### PROBLEM DETAILS:
The records that follow are to be repeated without alteration.

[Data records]
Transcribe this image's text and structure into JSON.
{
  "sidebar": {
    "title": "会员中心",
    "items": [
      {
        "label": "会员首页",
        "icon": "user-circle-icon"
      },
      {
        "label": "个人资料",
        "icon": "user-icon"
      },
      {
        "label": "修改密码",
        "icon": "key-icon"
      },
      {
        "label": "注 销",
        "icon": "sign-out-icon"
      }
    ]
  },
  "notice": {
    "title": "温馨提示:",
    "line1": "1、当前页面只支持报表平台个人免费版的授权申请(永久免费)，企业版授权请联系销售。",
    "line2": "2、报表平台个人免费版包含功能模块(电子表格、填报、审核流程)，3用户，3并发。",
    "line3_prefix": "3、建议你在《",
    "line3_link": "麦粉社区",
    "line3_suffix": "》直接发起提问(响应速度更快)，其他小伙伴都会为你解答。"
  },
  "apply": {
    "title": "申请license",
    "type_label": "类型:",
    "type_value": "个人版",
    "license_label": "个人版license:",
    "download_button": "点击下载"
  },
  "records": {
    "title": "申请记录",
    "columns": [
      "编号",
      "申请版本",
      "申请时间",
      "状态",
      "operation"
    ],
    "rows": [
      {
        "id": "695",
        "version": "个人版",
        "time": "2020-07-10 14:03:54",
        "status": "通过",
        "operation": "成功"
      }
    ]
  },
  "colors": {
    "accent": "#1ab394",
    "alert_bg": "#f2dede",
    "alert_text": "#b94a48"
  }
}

### OUTPUT FOR THIS EXERCISE:
Transcribe this image's text and structure into JSON.
{
  "sidebar": {
    "title": "会员中心",
    "items": [
      {
        "label": "会员首页",
        "icon": "user-circle-icon"
      },
      {
        "label": "个人资料",
        "icon": "user-icon"
      },
      {
        "label": "修改密码",
        "icon": "key-icon"
      },
      {
        "label": "注 销",
        "icon": "sign-out-icon"
      }
    ]
  },
  "notice": {
    "title": "温馨提示:",
    "line1": "1、当前页面只支持报表平台个人免费版的授权申请(永久免费)，企业版授权请联系销售。",
    "line2": "2、报表平台个人免费版包含功能模块(电子表格、填报、审核流程)，3用户，3并发。",
    "line3_prefix": "3、建议你在《",
    "line3_link": "麦粉社区",
    "line3_suffix": "》直接发起提问(响应速度更快)，其他小伙伴都会为你解答。"
  },
  "apply": {
    "title": "申请license",
    "type_label": "类型:",
    "type_value": "个人版",
    "license_label": "个人版license:",
    "download_button": "点击下载"
  },
  "records": {
    "title": "申请记录",
    "columns": [
      "编号",
      "申请版本",
      "申请时间",
      "状态",
      "operation"
    ],
    "rows": [
      {
        "id": "695",
        "version": "个人版",
        "time": "2020-07-10 14:03:54",
        "status": "通过",
        "operation": "成功"
      }
    ]
  },
  "colors": {
    "accent": "#1ab394",
    "alert_bg": "#f2dede",
    "alert_text": "#b94a48"
  }
}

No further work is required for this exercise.